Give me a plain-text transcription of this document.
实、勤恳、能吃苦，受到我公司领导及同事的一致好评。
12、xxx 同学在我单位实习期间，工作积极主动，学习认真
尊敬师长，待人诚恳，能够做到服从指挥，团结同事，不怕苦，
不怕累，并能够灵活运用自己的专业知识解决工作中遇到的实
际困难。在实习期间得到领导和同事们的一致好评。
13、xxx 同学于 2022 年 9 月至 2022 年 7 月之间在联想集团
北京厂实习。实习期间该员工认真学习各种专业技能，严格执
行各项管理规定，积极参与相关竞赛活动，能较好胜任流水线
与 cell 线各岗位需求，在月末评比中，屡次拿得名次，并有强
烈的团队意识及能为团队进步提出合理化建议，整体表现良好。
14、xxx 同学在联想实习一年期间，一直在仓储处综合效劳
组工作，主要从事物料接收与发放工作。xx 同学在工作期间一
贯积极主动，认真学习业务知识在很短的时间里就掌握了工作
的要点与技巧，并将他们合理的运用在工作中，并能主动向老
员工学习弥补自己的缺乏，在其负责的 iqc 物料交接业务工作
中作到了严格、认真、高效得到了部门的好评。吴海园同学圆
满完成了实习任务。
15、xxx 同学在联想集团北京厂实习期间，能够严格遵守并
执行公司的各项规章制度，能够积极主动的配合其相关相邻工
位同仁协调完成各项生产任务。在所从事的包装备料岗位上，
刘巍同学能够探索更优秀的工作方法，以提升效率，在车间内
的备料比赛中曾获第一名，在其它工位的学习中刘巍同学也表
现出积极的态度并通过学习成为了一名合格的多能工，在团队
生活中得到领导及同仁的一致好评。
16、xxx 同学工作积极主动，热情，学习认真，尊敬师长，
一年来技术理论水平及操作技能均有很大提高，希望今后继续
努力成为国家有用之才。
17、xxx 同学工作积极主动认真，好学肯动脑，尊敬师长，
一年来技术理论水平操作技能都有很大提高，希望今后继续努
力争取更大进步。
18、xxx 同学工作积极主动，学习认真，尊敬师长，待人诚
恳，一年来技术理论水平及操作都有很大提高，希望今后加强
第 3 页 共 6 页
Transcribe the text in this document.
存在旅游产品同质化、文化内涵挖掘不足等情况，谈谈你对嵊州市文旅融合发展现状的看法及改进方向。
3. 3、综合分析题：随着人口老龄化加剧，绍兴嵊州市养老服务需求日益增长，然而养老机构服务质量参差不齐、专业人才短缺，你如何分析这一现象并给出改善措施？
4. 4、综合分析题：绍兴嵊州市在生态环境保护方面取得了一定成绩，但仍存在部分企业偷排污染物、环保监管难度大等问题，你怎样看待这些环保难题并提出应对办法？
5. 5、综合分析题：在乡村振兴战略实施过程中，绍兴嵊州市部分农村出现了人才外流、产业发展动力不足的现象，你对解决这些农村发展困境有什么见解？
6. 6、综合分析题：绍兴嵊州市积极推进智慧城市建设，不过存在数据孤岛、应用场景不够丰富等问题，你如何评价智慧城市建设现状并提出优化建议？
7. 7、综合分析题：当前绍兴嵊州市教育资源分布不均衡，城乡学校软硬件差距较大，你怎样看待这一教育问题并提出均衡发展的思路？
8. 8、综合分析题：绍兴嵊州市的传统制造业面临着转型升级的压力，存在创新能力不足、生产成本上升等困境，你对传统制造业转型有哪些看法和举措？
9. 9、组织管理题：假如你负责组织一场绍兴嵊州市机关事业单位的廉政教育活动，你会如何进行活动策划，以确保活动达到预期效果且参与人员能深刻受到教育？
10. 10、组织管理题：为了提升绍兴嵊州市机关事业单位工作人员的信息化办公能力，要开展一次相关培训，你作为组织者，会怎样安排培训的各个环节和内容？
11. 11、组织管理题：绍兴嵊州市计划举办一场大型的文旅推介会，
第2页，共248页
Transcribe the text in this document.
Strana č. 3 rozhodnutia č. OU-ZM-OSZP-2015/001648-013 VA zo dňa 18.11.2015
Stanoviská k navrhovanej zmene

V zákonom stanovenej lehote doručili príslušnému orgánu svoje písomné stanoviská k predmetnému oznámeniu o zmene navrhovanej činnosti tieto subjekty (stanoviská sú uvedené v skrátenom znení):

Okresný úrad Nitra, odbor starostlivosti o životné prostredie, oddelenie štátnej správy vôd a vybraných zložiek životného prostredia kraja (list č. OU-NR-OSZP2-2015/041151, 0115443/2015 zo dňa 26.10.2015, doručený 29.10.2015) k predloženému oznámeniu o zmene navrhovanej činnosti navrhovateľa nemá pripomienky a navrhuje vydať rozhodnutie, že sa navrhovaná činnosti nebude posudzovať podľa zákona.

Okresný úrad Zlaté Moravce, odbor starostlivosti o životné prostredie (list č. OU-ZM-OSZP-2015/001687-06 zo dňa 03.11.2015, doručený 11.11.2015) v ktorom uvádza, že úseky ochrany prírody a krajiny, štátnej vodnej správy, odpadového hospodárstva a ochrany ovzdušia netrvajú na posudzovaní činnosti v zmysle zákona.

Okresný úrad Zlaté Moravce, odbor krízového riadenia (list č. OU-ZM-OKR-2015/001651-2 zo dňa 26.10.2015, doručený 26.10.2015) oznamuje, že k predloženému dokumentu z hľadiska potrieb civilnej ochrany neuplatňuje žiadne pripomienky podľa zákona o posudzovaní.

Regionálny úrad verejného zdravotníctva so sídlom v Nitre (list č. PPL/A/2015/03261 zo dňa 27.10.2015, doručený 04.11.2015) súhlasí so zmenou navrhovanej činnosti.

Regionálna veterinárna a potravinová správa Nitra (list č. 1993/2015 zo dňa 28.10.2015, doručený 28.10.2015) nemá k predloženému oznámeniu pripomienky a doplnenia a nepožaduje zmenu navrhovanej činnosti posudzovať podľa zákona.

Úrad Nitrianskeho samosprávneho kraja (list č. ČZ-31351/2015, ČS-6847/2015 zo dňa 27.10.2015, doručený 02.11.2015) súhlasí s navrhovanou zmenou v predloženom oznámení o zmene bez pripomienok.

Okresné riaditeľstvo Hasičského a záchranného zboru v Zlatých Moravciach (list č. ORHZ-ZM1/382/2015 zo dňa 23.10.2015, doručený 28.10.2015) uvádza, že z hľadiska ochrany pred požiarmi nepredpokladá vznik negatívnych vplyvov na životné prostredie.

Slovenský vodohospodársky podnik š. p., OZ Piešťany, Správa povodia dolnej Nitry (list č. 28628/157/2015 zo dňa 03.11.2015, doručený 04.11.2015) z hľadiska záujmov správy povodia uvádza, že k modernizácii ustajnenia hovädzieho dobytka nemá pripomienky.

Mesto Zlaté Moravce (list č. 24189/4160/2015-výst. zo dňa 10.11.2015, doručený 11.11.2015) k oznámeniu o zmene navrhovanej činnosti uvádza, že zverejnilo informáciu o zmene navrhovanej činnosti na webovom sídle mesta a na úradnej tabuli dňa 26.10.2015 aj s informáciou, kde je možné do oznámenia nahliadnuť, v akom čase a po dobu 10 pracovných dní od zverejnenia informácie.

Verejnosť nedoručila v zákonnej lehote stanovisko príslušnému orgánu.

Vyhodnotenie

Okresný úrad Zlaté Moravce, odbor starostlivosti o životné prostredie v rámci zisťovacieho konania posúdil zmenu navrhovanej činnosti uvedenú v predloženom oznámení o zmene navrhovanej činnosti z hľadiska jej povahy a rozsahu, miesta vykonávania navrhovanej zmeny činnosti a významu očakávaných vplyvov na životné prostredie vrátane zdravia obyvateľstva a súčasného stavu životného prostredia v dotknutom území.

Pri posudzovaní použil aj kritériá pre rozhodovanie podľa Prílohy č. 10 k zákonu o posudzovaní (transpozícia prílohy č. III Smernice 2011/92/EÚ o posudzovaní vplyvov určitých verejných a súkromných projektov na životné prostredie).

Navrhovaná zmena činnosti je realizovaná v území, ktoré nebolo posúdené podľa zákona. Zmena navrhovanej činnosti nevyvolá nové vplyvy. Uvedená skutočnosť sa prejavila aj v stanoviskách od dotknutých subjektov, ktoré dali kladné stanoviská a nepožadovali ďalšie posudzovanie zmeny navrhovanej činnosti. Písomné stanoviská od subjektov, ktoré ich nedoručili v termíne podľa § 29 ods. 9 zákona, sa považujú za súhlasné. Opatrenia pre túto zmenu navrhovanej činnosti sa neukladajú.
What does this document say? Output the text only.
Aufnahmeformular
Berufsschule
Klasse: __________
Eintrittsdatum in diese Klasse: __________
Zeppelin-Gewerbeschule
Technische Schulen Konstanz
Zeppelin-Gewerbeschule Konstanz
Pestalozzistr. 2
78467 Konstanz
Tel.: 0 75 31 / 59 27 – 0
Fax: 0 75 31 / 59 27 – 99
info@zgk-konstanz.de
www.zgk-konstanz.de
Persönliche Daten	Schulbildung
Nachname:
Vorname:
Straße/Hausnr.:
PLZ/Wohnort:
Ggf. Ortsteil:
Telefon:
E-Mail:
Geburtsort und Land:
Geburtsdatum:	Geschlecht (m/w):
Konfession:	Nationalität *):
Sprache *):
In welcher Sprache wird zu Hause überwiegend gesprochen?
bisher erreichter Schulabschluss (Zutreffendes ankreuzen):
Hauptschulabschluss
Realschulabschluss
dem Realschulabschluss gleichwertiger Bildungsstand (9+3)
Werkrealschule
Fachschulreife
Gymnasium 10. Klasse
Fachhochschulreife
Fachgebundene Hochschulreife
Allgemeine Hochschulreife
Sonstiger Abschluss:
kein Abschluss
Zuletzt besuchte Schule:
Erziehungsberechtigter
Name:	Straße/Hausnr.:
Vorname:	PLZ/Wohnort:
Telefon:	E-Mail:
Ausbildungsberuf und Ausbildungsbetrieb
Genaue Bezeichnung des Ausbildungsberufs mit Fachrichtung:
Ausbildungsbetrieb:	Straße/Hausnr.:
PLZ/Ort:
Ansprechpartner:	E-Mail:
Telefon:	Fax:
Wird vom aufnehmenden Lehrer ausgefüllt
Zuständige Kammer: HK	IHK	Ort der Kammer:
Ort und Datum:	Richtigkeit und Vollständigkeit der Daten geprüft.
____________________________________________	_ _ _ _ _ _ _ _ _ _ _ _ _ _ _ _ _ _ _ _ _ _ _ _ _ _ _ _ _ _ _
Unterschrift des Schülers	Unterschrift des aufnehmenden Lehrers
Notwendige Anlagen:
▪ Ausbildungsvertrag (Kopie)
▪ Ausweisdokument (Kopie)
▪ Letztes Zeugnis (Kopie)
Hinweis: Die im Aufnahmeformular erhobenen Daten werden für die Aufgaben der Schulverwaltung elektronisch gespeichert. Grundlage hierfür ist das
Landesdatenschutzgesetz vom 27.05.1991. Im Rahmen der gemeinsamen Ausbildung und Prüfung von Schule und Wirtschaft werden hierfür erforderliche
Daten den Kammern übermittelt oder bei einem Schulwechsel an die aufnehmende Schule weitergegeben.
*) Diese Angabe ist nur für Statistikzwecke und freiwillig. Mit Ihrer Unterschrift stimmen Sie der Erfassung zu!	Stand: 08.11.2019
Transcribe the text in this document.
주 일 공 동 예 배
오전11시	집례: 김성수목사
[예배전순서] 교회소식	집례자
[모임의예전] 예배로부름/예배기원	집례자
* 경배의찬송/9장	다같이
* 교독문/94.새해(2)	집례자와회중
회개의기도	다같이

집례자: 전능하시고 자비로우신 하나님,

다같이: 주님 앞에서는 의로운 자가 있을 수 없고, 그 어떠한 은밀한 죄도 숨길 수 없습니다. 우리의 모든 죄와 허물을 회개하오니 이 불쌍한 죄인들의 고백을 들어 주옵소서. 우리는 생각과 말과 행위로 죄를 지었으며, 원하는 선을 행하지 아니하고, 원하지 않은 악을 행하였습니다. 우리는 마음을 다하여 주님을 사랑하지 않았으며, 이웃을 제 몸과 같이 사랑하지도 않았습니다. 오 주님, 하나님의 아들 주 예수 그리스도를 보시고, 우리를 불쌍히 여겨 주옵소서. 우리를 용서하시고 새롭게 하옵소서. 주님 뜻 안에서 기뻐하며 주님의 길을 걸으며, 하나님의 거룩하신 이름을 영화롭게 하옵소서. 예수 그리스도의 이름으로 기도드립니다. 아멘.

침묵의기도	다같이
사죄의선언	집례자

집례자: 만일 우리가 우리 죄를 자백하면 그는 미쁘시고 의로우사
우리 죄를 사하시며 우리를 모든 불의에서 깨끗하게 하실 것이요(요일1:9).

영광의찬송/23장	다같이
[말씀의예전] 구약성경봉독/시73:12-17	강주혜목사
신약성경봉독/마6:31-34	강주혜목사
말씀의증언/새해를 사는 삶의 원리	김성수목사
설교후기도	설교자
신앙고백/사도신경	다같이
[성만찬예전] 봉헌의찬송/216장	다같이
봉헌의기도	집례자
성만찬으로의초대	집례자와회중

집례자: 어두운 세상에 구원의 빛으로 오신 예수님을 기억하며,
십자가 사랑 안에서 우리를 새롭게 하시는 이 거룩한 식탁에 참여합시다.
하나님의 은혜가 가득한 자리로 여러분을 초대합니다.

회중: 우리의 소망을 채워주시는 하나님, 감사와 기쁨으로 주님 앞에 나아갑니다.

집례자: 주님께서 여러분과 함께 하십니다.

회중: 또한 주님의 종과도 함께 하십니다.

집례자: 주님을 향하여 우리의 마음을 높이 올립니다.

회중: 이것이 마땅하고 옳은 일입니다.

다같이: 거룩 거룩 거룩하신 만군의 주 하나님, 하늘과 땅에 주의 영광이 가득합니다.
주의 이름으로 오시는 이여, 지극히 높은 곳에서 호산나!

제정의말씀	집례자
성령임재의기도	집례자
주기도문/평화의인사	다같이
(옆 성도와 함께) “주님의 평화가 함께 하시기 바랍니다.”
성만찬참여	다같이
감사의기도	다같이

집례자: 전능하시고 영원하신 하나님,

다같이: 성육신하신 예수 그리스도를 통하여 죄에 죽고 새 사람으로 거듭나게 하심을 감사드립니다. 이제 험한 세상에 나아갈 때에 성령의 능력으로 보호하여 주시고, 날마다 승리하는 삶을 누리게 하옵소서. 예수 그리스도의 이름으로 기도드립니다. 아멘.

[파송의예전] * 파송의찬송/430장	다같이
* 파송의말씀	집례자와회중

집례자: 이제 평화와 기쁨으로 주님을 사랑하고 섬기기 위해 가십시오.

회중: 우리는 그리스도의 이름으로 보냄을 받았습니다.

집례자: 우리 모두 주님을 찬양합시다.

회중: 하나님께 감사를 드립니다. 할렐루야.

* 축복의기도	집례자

[YOUR INSTRUCTIONS] Return each line where "기쁨으로" shows up.

[FINISHED ANSWER]
회중: 우리의 소망을 채워주시는 하나님, 감사와 기쁨으로 주님 앞에 나아갑니다.
집례자: 이제 평화와 기쁨으로 주님을 사랑하고 섬기기 위해 가십시오.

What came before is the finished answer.